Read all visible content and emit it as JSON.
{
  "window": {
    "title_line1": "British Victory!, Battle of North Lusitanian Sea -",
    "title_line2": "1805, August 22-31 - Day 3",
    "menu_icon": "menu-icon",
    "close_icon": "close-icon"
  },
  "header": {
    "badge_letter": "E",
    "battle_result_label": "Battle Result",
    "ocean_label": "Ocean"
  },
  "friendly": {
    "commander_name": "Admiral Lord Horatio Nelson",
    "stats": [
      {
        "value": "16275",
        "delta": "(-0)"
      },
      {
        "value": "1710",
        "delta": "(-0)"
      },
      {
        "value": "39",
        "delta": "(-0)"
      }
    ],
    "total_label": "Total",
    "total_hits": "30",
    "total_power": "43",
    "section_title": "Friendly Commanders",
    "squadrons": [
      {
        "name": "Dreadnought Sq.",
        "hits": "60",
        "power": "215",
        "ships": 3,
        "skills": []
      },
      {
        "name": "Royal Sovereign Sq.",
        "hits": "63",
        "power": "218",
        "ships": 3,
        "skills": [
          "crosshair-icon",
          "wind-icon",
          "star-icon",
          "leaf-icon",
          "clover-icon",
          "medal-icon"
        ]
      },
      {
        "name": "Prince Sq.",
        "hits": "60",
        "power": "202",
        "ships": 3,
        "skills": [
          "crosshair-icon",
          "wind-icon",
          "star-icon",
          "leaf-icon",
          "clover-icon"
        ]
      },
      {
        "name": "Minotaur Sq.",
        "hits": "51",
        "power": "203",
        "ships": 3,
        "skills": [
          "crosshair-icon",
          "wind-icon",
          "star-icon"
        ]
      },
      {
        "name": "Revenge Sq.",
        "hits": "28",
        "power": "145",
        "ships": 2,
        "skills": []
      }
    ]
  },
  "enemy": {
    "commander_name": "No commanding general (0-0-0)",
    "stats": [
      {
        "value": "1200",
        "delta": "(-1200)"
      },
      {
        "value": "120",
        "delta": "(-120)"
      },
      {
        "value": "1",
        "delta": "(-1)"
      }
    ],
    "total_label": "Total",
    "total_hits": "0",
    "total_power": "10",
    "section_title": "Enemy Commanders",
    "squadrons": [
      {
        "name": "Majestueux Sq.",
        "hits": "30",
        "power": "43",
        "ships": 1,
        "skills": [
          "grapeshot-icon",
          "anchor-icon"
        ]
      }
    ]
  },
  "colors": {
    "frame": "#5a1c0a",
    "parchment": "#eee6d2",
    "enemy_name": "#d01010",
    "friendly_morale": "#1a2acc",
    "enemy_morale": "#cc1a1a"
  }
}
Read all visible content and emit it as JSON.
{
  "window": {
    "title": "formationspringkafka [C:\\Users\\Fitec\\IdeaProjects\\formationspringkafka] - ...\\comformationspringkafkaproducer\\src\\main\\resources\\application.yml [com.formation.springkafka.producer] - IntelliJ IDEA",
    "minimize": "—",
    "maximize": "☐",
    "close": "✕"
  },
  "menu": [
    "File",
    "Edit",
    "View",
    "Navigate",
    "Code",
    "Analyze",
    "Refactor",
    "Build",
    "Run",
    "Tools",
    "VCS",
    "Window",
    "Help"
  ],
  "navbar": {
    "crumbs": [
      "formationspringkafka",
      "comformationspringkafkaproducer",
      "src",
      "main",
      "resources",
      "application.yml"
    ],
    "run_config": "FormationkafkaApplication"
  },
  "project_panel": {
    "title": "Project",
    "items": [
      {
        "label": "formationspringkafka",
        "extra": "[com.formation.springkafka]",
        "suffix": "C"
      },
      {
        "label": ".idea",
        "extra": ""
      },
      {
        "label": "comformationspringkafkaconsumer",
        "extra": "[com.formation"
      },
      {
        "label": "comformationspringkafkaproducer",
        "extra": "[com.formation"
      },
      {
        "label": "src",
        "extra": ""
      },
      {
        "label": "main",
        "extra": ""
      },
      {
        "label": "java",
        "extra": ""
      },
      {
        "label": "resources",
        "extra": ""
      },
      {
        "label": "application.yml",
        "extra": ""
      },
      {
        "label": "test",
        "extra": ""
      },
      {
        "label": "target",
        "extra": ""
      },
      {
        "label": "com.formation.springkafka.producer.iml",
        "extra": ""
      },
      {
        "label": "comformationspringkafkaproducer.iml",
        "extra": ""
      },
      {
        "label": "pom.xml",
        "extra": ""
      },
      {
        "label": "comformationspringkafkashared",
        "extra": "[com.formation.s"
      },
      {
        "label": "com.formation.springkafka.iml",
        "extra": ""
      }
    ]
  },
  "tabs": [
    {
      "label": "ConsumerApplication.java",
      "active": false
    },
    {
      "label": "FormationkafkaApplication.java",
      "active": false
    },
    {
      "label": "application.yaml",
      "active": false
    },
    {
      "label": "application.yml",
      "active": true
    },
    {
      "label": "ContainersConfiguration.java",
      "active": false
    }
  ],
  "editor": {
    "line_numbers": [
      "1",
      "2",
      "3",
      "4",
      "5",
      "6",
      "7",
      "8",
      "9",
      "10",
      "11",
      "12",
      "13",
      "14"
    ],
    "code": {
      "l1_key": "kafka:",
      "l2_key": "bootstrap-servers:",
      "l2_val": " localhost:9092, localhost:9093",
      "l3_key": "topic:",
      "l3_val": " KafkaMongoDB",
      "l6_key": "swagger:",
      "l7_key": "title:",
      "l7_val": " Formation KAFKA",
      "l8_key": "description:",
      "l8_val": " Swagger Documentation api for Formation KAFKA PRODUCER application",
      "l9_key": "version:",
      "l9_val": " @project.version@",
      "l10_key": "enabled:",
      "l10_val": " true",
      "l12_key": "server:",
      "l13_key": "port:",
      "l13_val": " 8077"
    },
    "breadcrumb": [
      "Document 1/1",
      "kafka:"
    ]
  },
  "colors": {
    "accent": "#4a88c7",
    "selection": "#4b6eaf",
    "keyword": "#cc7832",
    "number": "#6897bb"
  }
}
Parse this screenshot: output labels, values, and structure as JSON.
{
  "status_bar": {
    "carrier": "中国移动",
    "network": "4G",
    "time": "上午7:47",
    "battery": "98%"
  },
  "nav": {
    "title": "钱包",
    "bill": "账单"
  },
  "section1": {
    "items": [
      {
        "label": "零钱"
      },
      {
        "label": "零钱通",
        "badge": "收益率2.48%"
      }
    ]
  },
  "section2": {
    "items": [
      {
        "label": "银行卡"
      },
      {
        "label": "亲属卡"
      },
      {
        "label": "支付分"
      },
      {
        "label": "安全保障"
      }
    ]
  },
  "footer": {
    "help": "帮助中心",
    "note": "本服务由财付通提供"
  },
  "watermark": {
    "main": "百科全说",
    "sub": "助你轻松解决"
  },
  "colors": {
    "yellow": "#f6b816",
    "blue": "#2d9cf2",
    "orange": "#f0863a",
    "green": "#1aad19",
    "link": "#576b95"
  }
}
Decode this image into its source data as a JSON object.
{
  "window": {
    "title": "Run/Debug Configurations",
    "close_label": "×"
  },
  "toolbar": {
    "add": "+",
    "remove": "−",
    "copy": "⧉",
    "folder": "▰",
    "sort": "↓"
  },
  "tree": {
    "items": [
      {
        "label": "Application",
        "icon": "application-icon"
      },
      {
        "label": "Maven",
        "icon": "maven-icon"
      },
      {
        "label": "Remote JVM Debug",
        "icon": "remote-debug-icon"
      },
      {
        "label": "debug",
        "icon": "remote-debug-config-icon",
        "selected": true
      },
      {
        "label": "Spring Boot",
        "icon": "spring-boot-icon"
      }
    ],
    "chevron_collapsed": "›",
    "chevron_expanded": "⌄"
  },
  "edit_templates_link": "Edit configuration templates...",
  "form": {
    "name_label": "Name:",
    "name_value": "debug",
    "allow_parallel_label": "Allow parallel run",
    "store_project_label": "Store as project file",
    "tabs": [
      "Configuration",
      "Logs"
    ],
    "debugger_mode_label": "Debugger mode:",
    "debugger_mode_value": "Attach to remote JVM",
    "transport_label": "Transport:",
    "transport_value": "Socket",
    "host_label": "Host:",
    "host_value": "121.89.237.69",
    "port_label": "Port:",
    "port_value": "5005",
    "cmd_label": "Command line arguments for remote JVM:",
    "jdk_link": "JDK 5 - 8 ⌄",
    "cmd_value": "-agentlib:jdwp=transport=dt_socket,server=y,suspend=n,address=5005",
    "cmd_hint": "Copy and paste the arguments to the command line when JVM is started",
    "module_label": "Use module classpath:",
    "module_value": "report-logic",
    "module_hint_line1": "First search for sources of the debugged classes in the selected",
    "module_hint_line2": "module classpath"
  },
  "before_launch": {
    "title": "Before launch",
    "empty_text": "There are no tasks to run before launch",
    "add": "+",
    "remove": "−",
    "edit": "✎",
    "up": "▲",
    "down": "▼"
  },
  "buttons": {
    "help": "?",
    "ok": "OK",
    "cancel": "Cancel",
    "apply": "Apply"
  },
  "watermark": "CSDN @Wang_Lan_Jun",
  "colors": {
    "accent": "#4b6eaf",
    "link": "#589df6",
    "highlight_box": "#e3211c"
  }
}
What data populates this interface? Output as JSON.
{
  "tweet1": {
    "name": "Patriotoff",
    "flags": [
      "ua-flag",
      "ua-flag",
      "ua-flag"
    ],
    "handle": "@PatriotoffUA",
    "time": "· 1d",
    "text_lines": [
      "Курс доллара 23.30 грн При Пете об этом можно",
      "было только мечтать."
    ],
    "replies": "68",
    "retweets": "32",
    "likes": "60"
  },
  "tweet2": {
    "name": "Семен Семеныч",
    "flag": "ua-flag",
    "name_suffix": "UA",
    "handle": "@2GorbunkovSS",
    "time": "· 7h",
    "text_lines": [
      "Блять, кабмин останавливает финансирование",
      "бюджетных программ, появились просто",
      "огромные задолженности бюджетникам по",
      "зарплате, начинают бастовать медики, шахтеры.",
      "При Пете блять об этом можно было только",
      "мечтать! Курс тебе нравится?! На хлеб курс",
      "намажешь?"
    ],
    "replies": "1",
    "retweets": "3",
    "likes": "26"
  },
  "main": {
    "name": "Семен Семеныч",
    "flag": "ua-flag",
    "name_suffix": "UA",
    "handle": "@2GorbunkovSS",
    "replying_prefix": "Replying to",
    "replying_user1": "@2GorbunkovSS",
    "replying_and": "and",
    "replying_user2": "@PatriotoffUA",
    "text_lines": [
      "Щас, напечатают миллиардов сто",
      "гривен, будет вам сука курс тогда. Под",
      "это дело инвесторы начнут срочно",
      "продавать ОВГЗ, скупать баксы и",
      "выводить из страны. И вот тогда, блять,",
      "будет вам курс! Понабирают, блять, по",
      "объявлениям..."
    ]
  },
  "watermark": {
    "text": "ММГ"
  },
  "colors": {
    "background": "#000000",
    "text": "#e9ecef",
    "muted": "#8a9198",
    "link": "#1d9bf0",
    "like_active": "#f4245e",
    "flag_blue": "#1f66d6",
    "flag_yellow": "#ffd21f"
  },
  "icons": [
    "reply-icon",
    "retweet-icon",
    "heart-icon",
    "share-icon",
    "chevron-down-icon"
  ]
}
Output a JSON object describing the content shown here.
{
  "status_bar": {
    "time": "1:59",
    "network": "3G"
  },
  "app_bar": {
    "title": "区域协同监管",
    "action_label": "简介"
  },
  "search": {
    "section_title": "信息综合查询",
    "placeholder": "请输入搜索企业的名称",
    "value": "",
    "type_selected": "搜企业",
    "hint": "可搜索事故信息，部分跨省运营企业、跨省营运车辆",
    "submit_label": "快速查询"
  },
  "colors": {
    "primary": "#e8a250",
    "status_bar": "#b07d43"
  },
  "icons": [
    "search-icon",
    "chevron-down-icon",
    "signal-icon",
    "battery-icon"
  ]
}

--- GIVEN PROBLEM ---
From the entries above, copy out every line where the string "arguments" appears.

--- RESULT OF THE EXERCISE ---
    "cmd_label": "Command line arguments for remote JVM:",
    "cmd_hint": "Copy and paste the arguments to the command line when JVM is started",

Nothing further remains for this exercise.